▶ **PROBLEM REQUIREMENTS**
Locate every line in the material below that has the word "etiam". Copy each of those lines.

▶ **GIVEN RECORDS**
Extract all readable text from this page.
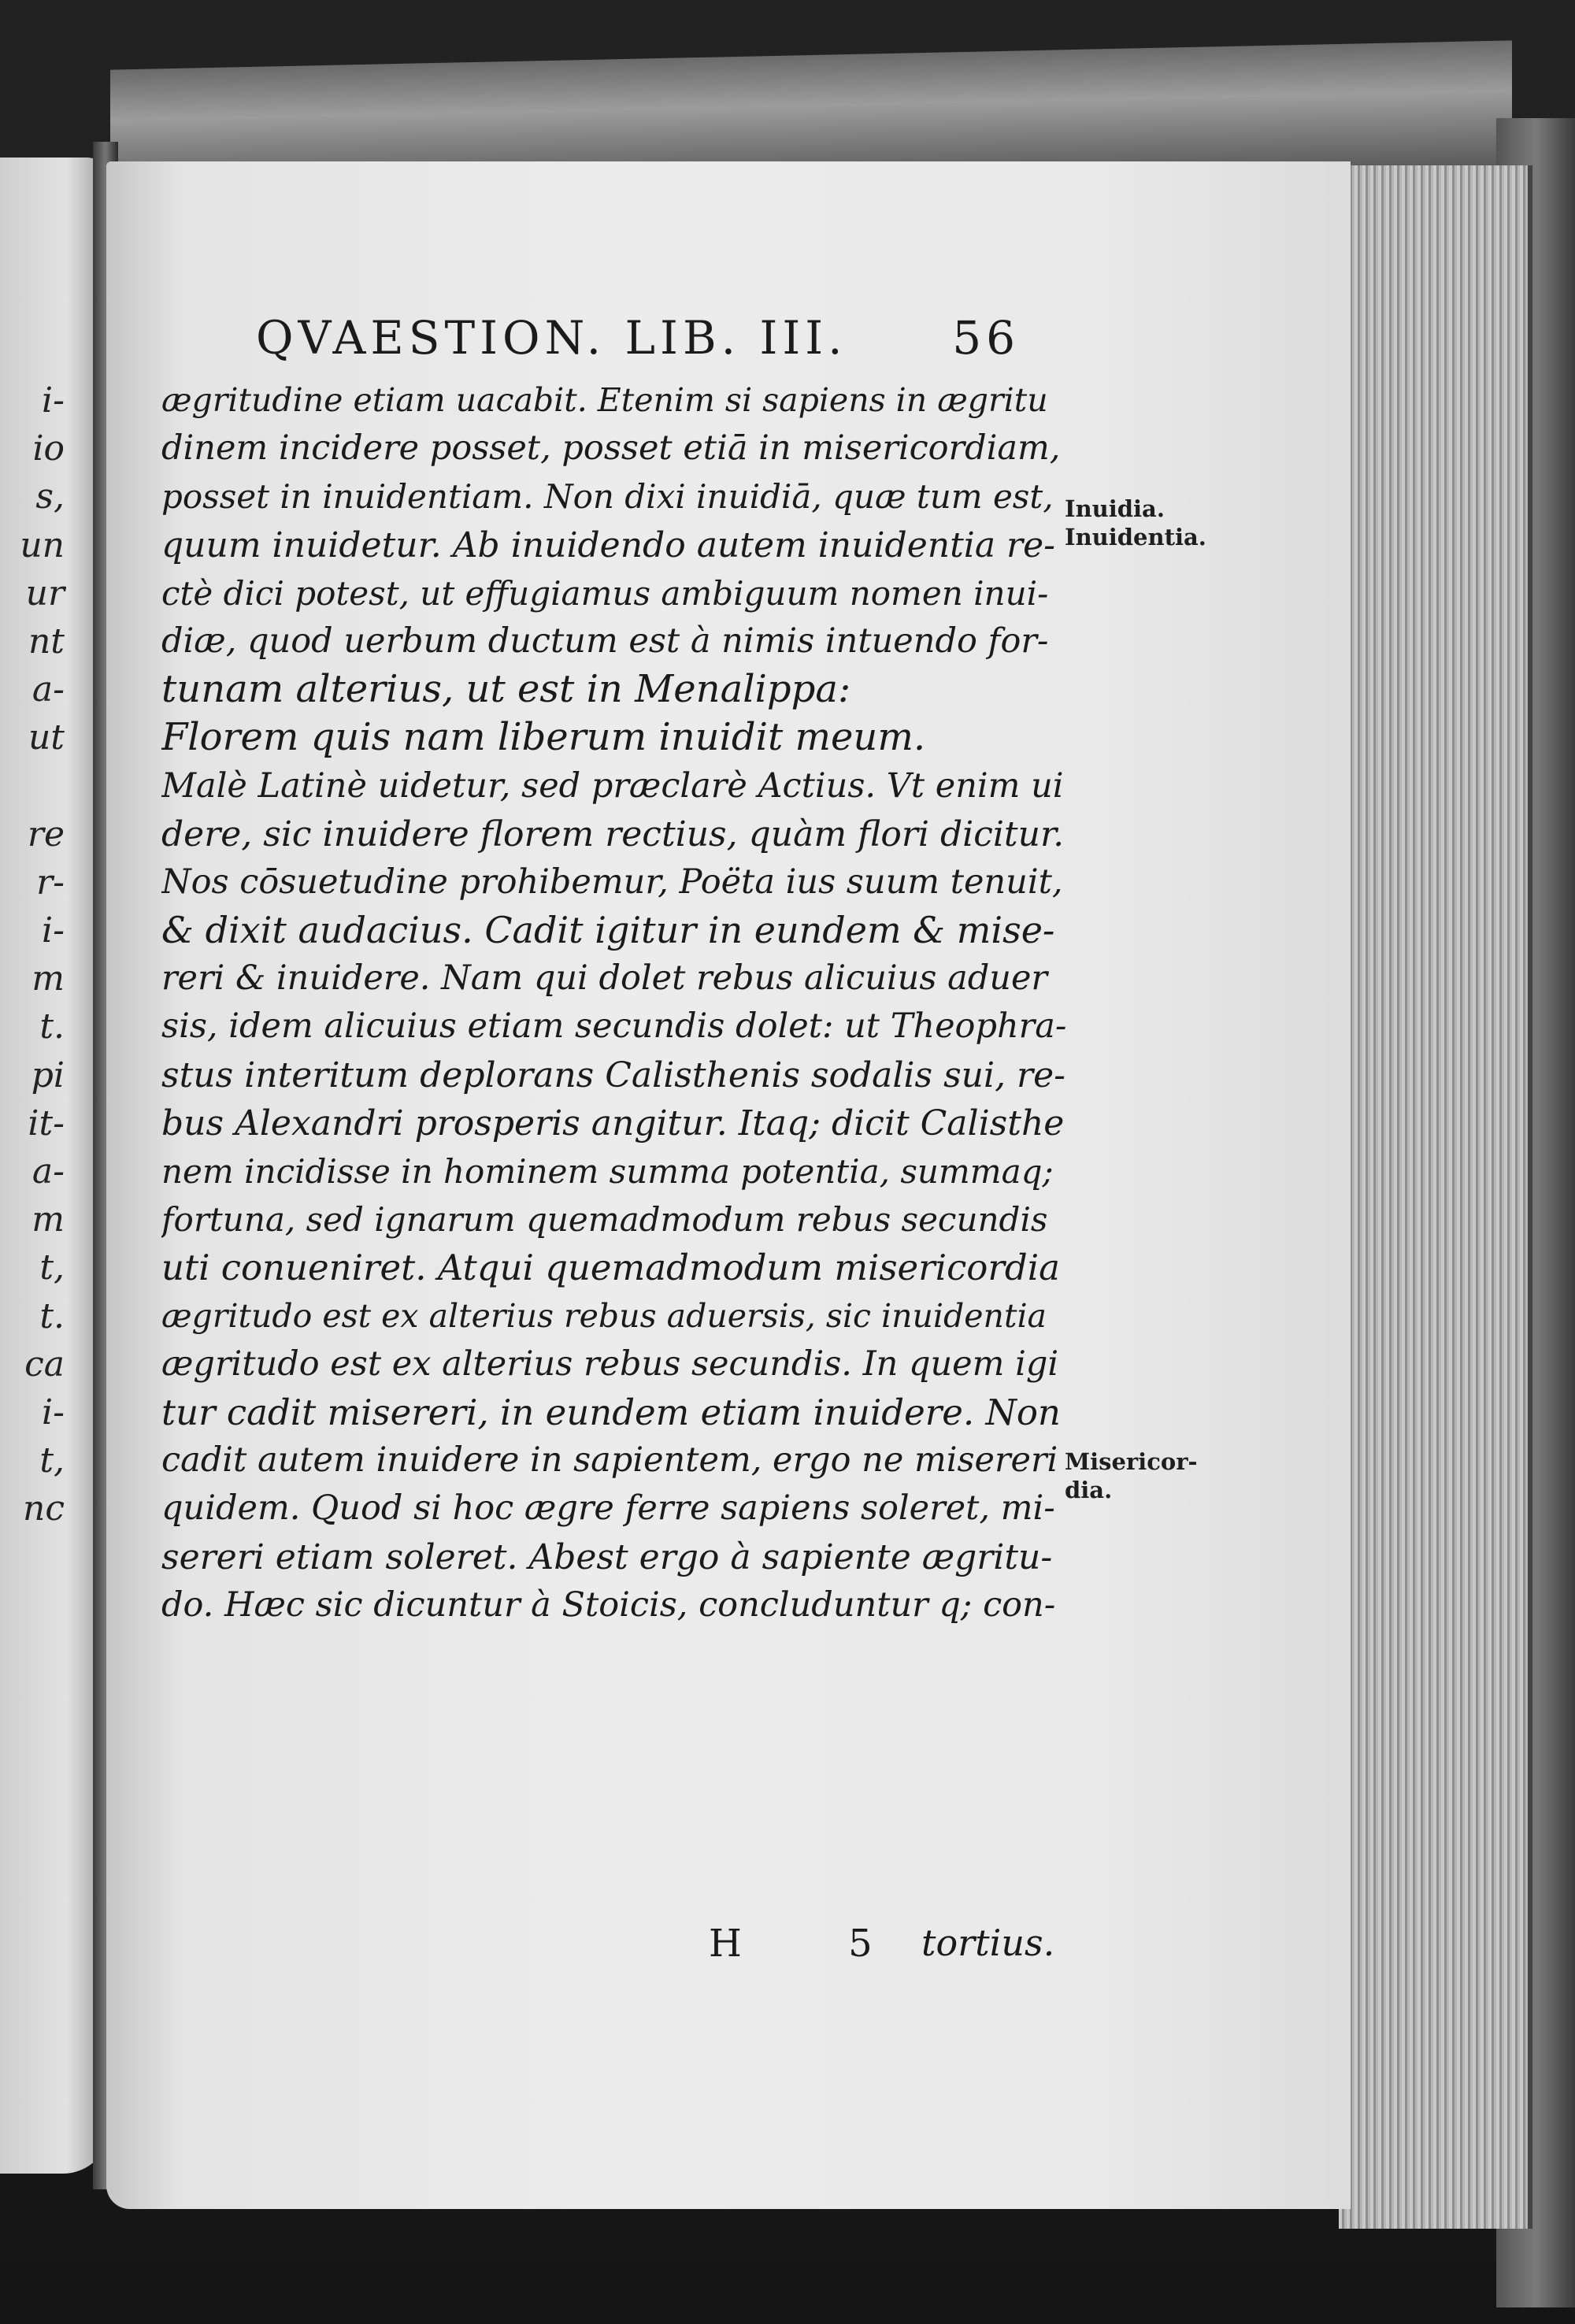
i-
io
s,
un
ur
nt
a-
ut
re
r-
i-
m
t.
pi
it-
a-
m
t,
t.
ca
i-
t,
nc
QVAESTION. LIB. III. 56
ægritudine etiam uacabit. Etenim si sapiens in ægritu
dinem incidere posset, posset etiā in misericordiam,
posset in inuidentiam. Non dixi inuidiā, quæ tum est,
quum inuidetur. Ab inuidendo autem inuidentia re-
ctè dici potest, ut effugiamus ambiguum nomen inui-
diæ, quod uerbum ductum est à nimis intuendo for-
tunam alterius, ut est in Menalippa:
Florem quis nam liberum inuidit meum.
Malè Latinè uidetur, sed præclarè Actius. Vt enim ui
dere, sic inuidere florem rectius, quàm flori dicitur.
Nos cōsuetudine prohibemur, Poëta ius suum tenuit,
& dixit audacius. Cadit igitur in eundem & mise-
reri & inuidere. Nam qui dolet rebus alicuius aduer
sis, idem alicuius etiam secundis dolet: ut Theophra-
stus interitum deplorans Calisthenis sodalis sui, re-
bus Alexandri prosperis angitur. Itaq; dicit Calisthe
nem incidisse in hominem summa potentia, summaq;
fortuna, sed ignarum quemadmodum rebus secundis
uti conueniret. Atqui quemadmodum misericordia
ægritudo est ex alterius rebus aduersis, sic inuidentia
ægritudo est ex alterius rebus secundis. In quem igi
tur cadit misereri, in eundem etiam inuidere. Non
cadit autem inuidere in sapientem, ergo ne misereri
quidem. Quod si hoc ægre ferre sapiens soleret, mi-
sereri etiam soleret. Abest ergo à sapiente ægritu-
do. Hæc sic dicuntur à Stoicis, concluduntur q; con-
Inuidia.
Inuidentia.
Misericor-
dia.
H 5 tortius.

▶ **TASK RESULT**
ægritudine etiam uacabit. Etenim si sapiens in ægritu
sis, idem alicuius etiam secundis dolet: ut Theophra-
tur cadit misereri, in eundem etiam inuidere. Non
sereri etiam soleret. Abest ergo à sapiente ægritu-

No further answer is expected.